→ Task brief
Count the lines in the data that contain the string "series" and reply with only that number.

Bounding box entries
==========
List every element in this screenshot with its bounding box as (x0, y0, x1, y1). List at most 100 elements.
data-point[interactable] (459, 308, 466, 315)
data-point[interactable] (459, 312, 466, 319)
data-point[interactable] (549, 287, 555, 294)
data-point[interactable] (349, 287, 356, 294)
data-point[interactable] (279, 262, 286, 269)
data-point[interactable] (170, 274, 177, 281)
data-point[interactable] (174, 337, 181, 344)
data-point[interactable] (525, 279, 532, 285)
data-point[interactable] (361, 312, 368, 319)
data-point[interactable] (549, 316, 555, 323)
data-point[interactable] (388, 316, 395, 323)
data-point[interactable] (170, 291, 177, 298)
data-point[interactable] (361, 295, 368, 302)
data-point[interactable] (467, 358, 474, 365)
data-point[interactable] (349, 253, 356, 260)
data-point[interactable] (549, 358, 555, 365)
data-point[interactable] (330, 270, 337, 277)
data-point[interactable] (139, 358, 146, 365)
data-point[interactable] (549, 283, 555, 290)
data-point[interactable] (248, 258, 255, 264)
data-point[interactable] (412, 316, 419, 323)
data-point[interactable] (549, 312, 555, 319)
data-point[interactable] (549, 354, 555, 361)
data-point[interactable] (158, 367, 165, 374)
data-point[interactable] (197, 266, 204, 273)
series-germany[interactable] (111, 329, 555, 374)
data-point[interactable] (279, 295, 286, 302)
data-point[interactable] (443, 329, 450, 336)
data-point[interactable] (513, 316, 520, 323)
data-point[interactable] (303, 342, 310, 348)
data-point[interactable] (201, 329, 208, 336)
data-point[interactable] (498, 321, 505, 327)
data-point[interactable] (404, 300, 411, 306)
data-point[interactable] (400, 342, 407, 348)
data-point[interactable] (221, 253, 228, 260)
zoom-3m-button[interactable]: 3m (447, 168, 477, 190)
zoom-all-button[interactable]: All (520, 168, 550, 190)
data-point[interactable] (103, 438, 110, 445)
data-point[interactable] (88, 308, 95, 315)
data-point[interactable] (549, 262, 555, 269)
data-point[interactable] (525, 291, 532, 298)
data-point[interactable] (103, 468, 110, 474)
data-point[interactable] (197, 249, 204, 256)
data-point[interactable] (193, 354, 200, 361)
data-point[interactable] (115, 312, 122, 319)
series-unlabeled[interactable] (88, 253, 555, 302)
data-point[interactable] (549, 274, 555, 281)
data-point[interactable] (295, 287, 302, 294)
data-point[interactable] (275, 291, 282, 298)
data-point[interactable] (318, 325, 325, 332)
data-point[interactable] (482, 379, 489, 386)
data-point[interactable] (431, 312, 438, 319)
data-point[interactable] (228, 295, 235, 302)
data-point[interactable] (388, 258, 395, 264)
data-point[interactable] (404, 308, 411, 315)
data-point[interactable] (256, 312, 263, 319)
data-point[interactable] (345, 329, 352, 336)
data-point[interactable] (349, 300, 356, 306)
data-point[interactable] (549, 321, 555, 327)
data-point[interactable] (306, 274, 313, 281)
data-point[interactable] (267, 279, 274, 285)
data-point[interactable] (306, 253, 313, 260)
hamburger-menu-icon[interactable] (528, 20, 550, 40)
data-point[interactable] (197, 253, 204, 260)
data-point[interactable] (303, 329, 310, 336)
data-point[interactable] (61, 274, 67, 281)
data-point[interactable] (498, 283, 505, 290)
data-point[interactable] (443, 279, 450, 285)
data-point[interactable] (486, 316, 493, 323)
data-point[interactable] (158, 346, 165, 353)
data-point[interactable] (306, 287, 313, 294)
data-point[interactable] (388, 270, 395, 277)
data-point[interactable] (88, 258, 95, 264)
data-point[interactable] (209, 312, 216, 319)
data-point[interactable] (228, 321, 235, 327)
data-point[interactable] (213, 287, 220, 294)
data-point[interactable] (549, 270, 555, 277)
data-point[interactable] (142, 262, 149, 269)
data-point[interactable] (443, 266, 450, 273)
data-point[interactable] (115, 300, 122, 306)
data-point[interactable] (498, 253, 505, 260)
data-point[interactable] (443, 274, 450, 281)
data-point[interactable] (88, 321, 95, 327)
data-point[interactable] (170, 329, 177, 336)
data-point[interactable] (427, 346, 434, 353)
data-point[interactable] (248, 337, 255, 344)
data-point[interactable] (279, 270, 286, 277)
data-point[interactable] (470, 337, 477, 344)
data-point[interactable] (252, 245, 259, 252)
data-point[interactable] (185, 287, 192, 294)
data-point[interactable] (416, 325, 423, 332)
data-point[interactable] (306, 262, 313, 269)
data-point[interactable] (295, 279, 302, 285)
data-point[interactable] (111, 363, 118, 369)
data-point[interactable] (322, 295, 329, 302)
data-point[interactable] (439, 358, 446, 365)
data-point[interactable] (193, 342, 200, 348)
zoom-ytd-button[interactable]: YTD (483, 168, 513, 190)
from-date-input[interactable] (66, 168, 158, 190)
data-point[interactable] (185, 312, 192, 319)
==========
→ Result of the task
2